[Task brief] Copy out, from the entries below, each line holding the string "coupon".

○ ○ ○

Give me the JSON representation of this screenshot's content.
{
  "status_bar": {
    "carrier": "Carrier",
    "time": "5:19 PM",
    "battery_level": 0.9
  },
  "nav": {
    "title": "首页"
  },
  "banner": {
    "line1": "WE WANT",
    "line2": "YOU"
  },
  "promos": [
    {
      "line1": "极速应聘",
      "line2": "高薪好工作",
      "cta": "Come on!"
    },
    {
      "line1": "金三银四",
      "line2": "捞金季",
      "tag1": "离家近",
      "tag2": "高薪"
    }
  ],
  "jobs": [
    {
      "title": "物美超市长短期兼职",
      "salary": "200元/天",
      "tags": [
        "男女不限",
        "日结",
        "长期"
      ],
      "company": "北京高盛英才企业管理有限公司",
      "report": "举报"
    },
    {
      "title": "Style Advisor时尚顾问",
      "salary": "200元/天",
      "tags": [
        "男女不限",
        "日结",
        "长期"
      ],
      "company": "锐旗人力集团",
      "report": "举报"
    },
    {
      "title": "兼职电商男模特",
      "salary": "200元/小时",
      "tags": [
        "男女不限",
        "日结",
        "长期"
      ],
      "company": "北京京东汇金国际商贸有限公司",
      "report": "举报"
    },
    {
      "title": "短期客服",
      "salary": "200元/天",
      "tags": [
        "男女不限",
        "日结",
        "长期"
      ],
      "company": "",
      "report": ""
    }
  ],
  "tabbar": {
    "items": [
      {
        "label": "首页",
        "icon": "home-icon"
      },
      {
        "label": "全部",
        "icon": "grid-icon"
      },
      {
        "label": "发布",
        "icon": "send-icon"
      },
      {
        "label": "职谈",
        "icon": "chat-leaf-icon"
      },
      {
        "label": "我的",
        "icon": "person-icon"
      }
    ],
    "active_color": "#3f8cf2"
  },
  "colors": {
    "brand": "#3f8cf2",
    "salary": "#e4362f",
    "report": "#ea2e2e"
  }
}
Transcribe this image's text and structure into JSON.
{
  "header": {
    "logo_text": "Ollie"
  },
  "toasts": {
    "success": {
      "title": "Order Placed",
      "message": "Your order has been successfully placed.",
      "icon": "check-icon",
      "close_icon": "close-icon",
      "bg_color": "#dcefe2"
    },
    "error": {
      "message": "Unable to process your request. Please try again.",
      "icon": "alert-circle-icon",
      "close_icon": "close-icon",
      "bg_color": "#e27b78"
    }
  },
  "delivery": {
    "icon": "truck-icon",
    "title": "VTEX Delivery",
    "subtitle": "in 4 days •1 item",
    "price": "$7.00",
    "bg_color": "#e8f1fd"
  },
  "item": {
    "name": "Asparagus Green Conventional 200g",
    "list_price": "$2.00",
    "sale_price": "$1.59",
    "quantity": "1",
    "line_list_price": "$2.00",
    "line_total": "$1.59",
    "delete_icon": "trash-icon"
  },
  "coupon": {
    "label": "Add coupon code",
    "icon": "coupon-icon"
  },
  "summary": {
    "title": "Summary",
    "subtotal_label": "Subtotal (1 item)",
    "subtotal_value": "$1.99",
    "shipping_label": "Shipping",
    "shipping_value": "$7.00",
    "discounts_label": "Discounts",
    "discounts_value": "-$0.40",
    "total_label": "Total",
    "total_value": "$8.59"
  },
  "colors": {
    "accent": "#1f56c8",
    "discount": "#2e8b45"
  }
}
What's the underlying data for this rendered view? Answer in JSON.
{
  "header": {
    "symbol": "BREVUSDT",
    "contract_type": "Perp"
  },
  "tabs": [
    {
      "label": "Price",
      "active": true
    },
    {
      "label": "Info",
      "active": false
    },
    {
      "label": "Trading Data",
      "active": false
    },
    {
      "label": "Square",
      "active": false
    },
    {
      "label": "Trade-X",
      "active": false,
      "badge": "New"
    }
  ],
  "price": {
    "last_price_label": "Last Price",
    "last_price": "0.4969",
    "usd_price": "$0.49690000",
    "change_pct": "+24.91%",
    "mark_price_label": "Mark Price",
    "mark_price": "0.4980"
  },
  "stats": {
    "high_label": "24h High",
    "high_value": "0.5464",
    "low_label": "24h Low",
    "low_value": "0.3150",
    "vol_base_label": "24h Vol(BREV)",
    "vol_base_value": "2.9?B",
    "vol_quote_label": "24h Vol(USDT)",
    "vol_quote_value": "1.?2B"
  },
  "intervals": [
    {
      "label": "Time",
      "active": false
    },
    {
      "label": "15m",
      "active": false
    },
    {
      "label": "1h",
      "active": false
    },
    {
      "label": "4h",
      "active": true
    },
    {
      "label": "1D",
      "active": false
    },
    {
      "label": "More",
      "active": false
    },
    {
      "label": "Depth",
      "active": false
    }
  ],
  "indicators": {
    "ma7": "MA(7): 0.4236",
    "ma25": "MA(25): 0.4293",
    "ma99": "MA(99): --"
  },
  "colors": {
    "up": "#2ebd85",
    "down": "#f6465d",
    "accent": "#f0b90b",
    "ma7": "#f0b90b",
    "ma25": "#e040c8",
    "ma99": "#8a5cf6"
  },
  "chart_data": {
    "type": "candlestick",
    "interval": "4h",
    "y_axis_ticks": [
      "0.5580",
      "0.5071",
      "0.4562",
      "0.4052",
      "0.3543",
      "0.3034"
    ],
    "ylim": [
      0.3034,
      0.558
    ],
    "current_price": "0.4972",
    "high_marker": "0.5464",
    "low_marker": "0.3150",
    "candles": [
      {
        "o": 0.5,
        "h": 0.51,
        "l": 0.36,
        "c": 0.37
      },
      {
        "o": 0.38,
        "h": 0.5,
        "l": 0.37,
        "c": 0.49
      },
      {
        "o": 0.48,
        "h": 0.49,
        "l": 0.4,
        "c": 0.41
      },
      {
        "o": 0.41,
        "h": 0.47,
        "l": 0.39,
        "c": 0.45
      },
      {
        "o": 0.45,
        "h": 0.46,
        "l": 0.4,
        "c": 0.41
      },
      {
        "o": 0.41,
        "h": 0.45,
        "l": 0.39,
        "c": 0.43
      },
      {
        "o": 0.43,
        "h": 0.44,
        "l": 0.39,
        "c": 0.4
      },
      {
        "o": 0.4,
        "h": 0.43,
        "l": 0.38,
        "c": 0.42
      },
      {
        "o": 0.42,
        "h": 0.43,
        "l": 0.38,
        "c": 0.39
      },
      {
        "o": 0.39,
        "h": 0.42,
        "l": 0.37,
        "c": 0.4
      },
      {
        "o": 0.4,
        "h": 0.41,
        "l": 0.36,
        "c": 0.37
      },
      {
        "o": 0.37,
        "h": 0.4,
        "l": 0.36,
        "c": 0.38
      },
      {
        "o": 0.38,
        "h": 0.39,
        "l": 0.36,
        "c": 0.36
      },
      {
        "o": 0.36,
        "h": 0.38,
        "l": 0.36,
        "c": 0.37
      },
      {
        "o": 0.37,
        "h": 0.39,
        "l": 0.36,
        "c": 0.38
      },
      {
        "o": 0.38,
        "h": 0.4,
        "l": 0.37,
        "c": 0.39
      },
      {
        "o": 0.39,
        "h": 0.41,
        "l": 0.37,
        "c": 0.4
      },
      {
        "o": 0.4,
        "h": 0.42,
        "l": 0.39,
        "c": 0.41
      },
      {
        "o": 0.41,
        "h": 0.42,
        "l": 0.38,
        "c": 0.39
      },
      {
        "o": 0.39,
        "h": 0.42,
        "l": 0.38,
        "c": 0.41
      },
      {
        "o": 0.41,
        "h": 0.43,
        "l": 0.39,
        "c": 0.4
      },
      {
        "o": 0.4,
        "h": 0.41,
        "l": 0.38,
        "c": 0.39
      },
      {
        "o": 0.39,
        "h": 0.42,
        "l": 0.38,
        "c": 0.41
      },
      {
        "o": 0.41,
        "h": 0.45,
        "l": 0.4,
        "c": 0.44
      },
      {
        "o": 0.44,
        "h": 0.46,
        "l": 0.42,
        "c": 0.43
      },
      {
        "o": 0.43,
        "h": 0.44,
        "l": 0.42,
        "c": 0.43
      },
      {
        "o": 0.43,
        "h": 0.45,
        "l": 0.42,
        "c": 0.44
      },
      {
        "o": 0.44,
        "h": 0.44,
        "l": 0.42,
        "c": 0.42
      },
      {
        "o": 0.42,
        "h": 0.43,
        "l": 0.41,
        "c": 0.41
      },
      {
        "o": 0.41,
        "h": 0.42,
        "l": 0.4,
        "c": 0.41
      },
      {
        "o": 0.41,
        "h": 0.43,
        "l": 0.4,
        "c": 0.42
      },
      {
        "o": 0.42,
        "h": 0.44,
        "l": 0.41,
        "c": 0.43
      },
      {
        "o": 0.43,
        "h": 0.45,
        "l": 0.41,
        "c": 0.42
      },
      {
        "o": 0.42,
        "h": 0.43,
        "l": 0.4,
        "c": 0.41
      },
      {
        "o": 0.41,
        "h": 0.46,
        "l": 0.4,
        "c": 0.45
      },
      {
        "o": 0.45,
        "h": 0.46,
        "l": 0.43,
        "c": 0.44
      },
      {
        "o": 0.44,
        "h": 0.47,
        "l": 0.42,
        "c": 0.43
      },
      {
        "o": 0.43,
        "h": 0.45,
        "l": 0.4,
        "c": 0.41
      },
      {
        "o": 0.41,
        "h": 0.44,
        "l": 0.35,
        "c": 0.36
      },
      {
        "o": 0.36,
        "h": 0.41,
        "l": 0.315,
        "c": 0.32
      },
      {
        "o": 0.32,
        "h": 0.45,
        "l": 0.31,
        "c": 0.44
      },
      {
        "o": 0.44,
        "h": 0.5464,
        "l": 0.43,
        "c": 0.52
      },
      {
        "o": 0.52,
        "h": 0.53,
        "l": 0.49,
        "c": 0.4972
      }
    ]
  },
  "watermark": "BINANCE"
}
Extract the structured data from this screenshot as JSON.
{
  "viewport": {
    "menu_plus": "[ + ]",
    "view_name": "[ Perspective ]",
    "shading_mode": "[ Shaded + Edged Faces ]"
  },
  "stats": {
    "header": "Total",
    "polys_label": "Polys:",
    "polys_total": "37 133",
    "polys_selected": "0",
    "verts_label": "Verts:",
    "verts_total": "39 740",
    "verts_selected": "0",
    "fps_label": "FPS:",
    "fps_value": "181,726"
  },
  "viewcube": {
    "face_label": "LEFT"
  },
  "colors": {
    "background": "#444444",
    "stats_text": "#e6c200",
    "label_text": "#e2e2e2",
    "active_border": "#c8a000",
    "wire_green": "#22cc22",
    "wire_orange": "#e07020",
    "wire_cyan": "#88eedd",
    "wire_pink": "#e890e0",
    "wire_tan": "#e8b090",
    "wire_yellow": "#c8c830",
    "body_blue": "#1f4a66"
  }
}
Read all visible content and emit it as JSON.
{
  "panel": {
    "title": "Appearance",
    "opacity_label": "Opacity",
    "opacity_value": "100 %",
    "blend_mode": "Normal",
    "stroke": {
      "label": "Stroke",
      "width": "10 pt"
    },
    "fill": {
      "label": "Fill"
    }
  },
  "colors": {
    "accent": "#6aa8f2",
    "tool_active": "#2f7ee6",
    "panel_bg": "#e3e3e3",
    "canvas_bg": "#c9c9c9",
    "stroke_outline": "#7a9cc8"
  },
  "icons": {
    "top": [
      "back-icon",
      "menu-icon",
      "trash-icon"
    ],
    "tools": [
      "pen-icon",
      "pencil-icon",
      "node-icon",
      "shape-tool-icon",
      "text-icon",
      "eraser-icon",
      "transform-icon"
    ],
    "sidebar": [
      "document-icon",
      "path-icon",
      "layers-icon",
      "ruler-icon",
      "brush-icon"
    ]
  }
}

○ ○ ○

[Completed task]
  "coupon": {
    "label": "Add coupon code",
    "icon": "coupon-icon"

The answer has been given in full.